> [WRITTEN PROBLEM]:
Pick out every line of the entries below where "credits" occurs, and copy those lines.

> [WORKING DATA]:
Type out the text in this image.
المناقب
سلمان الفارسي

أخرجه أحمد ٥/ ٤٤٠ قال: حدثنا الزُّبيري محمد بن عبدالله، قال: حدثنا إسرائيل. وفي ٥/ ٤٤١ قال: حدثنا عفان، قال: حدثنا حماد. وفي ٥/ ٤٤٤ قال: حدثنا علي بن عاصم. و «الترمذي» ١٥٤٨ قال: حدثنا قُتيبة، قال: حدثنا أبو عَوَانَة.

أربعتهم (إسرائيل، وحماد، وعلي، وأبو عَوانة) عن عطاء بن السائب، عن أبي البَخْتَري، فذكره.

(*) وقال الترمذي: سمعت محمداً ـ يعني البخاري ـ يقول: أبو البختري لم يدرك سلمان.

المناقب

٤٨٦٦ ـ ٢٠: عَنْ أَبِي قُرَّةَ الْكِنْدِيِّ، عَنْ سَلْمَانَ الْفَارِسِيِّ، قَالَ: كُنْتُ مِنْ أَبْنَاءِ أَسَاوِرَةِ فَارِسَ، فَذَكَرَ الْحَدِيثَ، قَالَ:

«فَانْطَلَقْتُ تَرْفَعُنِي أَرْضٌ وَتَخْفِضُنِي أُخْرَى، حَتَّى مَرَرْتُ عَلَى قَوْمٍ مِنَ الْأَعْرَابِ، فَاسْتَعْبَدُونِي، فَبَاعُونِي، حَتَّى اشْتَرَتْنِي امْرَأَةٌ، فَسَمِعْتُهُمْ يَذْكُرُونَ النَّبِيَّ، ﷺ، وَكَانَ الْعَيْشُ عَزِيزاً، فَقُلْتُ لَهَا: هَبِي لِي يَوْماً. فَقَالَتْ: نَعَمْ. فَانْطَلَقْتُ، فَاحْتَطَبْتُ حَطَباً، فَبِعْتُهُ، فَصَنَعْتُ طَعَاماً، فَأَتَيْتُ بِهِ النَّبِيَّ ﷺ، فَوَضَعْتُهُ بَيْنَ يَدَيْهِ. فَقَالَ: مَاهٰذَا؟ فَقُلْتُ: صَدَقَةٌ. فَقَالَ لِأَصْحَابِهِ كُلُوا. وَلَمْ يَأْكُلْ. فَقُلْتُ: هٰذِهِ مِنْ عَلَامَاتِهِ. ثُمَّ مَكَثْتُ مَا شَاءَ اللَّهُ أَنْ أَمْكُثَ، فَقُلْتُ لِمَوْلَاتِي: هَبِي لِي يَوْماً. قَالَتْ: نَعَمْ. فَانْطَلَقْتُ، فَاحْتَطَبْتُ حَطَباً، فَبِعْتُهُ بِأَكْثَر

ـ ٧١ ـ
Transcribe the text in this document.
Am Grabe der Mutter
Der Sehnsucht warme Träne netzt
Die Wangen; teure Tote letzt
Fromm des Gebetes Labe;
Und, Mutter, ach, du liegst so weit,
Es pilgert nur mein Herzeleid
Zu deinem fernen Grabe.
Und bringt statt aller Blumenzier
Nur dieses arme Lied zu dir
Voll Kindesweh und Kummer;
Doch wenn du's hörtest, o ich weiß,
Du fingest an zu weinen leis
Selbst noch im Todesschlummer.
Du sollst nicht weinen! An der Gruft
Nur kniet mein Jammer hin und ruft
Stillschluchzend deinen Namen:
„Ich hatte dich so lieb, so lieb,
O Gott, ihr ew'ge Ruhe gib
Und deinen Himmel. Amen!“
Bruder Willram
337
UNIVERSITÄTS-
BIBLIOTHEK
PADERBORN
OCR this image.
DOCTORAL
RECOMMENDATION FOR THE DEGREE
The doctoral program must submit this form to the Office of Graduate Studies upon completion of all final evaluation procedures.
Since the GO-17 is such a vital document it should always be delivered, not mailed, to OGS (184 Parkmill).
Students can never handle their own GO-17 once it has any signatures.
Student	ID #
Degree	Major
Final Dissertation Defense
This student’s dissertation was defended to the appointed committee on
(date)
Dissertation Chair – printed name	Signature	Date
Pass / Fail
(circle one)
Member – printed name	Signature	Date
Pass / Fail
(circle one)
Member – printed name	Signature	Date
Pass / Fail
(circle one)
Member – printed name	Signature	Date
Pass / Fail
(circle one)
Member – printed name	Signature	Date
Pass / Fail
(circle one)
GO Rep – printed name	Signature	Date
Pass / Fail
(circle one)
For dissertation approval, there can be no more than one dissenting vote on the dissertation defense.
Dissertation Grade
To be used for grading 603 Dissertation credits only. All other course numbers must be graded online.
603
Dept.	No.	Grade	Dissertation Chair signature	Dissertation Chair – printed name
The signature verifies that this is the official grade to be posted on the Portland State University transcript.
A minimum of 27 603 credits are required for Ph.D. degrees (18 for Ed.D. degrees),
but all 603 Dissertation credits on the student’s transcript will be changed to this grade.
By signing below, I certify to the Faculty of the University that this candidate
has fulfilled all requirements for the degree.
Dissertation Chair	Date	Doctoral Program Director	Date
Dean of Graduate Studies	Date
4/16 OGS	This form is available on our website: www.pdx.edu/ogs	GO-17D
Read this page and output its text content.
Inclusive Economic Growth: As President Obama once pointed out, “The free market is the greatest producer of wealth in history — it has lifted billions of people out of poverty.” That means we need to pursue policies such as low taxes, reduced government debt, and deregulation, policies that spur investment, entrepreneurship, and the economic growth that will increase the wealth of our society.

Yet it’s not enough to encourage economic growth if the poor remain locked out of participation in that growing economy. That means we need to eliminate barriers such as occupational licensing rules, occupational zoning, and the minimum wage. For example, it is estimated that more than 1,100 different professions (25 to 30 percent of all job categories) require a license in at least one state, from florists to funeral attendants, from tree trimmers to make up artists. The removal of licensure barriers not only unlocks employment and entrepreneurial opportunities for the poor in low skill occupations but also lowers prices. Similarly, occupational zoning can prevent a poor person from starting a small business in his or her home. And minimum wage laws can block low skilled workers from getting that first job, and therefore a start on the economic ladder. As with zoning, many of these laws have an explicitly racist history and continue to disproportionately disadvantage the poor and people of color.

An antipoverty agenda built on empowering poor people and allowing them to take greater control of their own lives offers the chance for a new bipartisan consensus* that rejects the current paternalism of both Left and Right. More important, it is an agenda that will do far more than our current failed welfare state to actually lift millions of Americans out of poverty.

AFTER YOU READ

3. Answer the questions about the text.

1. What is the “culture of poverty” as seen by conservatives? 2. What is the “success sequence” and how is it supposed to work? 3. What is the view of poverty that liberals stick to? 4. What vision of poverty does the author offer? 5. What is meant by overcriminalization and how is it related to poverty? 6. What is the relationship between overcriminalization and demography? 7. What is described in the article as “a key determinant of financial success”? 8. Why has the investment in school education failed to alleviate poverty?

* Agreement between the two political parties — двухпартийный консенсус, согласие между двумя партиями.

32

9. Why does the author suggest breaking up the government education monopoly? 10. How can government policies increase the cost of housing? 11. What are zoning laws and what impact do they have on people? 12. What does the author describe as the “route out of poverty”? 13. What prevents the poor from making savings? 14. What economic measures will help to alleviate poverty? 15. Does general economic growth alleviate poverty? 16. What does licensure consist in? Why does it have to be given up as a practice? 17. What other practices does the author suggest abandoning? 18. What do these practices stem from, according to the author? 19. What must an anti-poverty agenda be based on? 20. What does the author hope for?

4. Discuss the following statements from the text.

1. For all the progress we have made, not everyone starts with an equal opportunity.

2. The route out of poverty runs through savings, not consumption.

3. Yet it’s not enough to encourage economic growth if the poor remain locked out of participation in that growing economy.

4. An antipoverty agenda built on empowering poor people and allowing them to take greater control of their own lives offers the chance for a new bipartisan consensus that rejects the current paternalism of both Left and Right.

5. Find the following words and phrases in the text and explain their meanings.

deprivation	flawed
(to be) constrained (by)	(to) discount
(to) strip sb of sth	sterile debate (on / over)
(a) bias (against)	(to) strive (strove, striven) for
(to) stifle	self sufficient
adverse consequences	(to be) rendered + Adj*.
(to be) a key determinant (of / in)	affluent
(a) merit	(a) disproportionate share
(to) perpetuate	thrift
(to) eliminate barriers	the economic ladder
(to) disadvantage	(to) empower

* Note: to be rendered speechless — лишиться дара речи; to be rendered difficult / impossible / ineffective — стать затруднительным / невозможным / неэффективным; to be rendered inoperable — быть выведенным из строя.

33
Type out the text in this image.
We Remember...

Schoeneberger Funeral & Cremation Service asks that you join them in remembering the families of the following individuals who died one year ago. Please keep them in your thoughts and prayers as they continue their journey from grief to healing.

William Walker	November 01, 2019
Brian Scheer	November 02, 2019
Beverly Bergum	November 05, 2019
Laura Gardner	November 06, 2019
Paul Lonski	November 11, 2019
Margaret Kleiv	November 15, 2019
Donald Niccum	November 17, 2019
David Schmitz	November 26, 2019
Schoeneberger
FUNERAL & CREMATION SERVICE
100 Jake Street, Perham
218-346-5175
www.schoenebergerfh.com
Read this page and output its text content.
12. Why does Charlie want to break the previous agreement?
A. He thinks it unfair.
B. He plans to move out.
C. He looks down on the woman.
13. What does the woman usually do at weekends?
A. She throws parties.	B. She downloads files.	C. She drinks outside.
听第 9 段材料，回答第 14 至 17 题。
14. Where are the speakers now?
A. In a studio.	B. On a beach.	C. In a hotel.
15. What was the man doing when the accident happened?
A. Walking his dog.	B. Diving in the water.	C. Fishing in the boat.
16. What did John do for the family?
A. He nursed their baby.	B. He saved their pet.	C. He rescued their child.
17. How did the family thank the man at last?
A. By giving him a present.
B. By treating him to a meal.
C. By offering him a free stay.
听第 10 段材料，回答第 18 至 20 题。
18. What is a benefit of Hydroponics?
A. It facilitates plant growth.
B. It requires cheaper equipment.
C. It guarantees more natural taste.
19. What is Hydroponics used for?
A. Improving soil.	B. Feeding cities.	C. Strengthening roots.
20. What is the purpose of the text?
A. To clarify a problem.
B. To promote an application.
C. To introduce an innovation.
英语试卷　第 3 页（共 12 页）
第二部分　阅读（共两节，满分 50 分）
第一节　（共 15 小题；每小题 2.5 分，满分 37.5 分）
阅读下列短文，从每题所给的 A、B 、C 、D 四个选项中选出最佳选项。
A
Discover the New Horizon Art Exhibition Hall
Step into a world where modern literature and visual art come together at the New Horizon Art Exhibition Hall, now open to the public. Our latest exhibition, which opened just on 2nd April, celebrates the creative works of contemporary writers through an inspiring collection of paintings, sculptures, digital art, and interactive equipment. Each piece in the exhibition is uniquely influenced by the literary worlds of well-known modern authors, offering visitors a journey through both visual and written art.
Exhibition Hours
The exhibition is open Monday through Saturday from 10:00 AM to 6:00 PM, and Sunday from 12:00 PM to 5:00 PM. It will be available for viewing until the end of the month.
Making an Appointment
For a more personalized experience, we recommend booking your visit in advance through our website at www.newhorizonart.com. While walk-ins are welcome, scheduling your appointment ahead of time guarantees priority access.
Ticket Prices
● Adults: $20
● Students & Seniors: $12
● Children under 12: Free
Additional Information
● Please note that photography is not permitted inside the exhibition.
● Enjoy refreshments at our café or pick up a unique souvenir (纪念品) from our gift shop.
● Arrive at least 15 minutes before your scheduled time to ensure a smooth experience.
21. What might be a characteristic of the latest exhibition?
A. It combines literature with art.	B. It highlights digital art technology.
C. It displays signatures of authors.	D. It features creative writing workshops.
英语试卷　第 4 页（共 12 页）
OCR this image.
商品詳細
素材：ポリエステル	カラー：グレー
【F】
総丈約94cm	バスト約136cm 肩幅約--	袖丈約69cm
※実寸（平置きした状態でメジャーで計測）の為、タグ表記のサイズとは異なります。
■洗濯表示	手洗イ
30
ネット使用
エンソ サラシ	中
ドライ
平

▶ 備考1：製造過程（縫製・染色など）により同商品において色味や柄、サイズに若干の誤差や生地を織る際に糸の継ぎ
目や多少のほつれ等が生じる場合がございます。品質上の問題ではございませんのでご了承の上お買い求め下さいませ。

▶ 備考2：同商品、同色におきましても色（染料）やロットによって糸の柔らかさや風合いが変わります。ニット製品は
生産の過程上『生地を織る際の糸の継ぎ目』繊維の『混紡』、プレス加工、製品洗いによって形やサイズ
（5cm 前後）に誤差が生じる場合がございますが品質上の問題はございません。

> [EXERCISE RESPONSE]:
To be used for grading 603 Dissertation credits only. All other course numbers must be graded online.
A minimum of 27 603 credits are required for Ph.D. degrees (18 for Ed.D. degrees),
but all 603 Dissertation credits on the student’s transcript will be changed to this grade.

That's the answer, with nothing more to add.